*Request*
Extract the text of each entry below exactly, leaving every image behind.

>> START

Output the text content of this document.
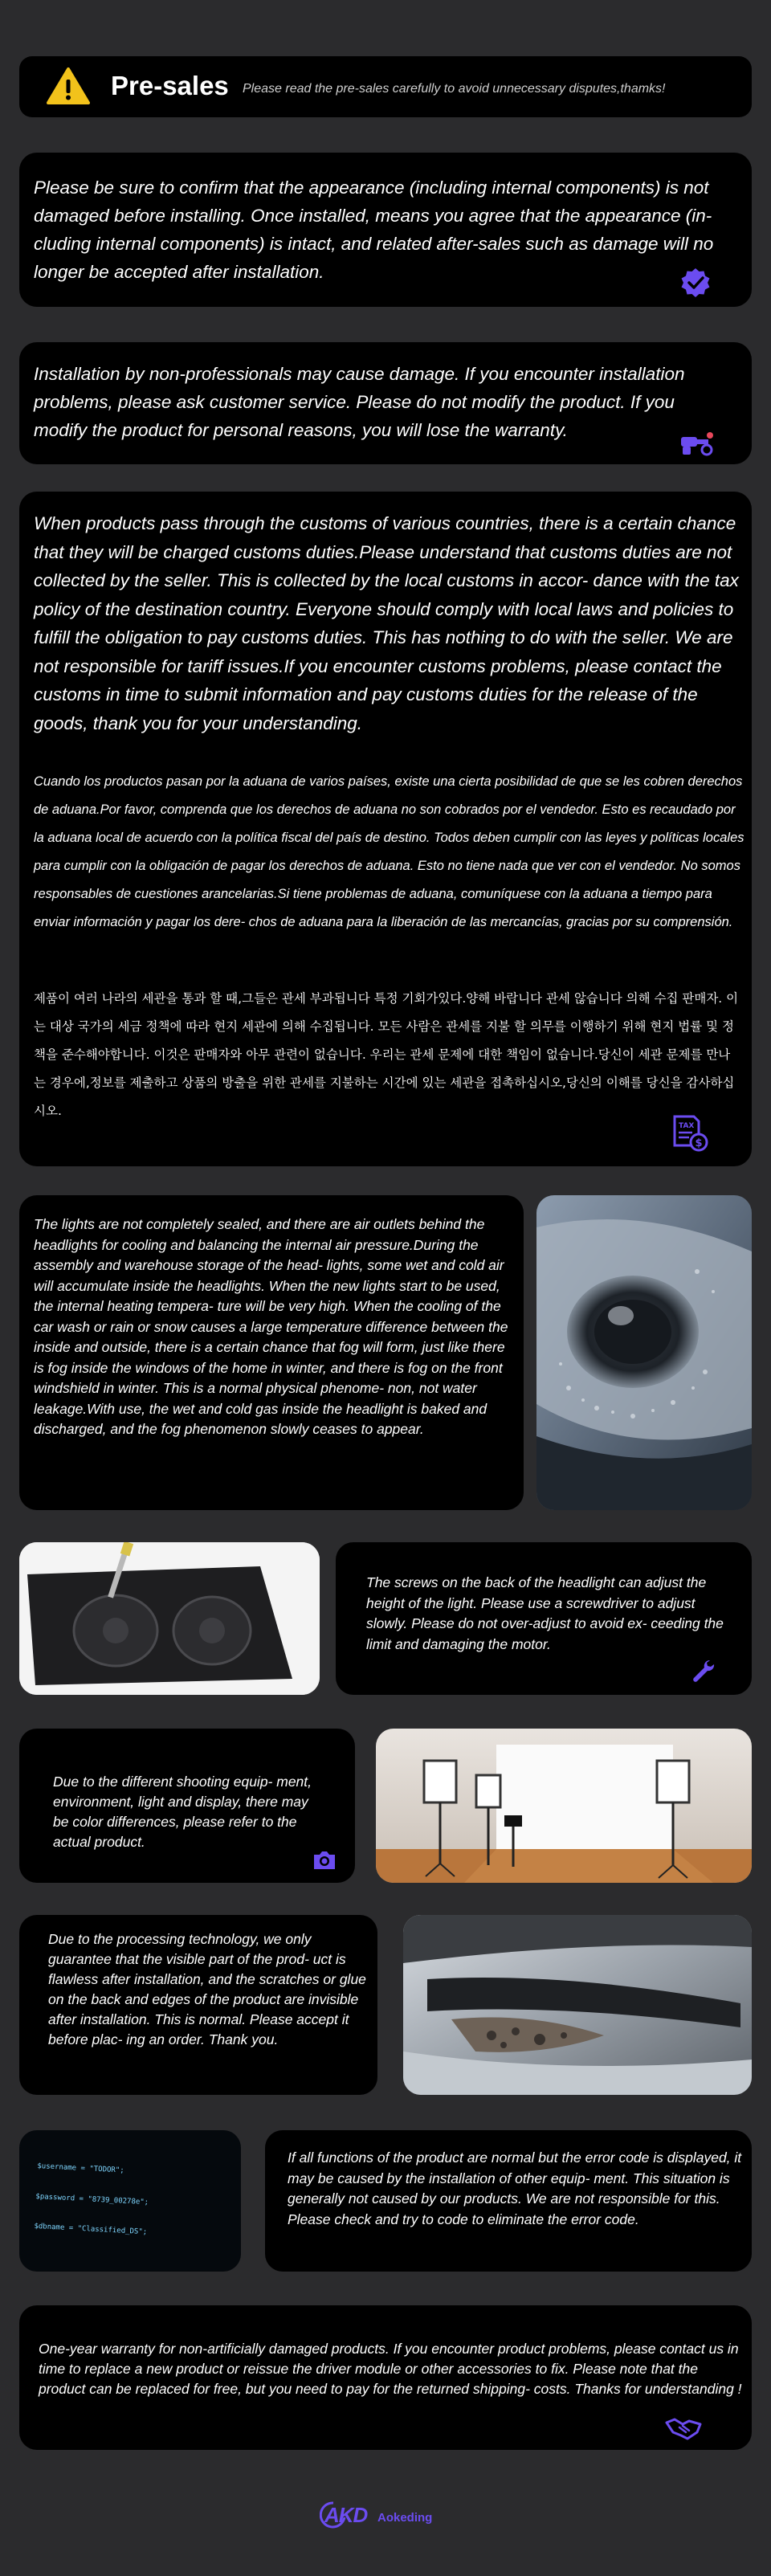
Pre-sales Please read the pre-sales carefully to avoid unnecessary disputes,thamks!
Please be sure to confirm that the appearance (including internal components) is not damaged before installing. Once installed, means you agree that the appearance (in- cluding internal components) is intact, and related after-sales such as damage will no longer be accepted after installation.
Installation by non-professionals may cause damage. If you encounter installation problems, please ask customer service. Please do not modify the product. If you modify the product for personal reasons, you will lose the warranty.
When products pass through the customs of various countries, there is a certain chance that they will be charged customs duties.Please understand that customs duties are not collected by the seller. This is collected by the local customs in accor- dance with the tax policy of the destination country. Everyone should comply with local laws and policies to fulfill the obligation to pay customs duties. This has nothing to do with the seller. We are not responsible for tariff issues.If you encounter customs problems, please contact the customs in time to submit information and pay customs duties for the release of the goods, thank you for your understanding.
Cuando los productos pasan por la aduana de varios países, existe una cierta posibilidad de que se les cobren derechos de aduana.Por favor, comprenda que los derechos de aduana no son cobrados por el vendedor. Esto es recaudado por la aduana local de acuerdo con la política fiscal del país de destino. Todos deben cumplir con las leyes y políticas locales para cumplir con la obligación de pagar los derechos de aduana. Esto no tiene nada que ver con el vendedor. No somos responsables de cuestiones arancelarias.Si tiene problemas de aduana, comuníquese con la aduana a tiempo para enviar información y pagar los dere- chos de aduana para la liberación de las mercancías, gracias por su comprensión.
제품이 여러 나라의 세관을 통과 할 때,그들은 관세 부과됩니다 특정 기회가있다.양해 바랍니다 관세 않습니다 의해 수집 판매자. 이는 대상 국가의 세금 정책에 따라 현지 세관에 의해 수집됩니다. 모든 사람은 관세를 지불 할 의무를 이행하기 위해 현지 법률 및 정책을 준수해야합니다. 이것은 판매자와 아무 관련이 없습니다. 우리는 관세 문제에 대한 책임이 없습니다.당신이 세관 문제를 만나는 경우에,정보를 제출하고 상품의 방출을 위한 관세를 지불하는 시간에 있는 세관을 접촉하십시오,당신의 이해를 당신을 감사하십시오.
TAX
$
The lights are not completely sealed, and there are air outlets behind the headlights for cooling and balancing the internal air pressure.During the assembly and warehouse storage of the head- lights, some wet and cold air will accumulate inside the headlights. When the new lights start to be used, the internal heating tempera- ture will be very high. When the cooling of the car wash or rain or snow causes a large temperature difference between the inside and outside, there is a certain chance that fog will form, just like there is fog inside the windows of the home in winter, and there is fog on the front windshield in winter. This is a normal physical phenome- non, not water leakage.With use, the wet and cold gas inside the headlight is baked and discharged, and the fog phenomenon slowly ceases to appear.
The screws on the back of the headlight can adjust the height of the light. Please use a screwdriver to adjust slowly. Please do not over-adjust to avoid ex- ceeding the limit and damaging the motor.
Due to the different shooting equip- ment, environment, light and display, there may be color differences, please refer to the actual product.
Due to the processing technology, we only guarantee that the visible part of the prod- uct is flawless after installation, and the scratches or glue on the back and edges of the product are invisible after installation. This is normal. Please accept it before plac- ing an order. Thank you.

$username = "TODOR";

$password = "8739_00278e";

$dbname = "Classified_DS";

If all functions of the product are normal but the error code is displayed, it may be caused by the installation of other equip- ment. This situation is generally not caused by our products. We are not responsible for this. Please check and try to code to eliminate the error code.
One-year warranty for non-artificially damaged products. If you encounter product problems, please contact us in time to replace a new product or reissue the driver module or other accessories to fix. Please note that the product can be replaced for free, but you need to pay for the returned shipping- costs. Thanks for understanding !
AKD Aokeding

>> END

*Solution below*
Output the text content of this document.
Pre-sales Please read the pre-sales carefully to avoid unnecessary disputes,thamks!
Please be sure to confirm that the appearance (including internal components) is not damaged before installing. Once installed, means you agree that the appearance (in- cluding internal components) is intact, and related after-sales such as damage will no longer be accepted after installation.
Installation by non-professionals may cause damage. If you encounter installation problems, please ask customer service. Please do not modify the product. If you modify the product for personal reasons, you will lose the warranty.
When products pass through the customs of various countries, there is a certain chance that they will be charged customs duties.Please understand that customs duties are not collected by the seller. This is collected by the local customs in accor- dance with the tax policy of the destination country. Everyone should comply with local laws and policies to fulfill the obligation to pay customs duties. This has nothing to do with the seller. We are not responsible for tariff issues.If you encounter customs problems, please contact the customs in time to submit information and pay customs duties for the release of the goods, thank you for your understanding.
Cuando los productos pasan por la aduana de varios países, existe una cierta posibilidad de que se les cobren derechos de aduana.Por favor, comprenda que los derechos de aduana no son cobrados por el vendedor. Esto es recaudado por la aduana local de acuerdo con la política fiscal del país de destino. Todos deben cumplir con las leyes y políticas locales para cumplir con la obligación de pagar los derechos de aduana. Esto no tiene nada que ver con el vendedor. No somos responsables de cuestiones arancelarias.Si tiene problemas de aduana, comuníquese con la aduana a tiempo para enviar información y pagar los dere- chos de aduana para la liberación de las mercancías, gracias por su comprensión.
제품이 여러 나라의 세관을 통과 할 때,그들은 관세 부과됩니다 특정 기회가있다.양해 바랍니다 관세 않습니다 의해 수집 판매자. 이는 대상 국가의 세금 정책에 따라 현지 세관에 의해 수집됩니다. 모든 사람은 관세를 지불 할 의무를 이행하기 위해 현지 법률 및 정책을 준수해야합니다. 이것은 판매자와 아무 관련이 없습니다. 우리는 관세 문제에 대한 책임이 없습니다.당신이 세관 문제를 만나는 경우에,정보를 제출하고 상품의 방출을 위한 관세를 지불하는 시간에 있는 세관을 접촉하십시오,당신의 이해를 당신을 감사하십시오.
TAX
$
The lights are not completely sealed, and there are air outlets behind the headlights for cooling and balancing the internal air pressure.During the assembly and warehouse storage of the head- lights, some wet and cold air will accumulate inside the headlights. When the new lights start to be used, the internal heating tempera- ture will be very high. When the cooling of the car wash or rain or snow causes a large temperature difference between the inside and outside, there is a certain chance that fog will form, just like there is fog inside the windows of the home in winter, and there is fog on the front windshield in winter. This is a normal physical phenome- non, not water leakage.With use, the wet and cold gas inside the headlight is baked and discharged, and the fog phenomenon slowly ceases to appear.
The screws on the back of the headlight can adjust the height of the light. Please use a screwdriver to adjust slowly. Please do not over-adjust to avoid ex- ceeding the limit and damaging the motor.
Due to the different shooting equip- ment, environment, light and display, there may be color differences, please refer to the actual product.
Due to the processing technology, we only guarantee that the visible part of the prod- uct is flawless after installation, and the scratches or glue on the back and edges of the product are invisible after installation. This is normal. Please accept it before plac- ing an order. Thank you.

$username = "TODOR";

$password = "8739_00278e";

$dbname = "Classified_DS";

If all functions of the product are normal but the error code is displayed, it may be caused by the installation of other equip- ment. This situation is generally not caused by our products. We are not responsible for this. Please check and try to code to eliminate the error code.
One-year warranty for non-artificially damaged products. If you encounter product problems, please contact us in time to replace a new product or reissue the driver module or other accessories to fix. Please note that the product can be replaced for free, but you need to pay for the returned shipping- costs. Thanks for understanding !
AKD Aokeding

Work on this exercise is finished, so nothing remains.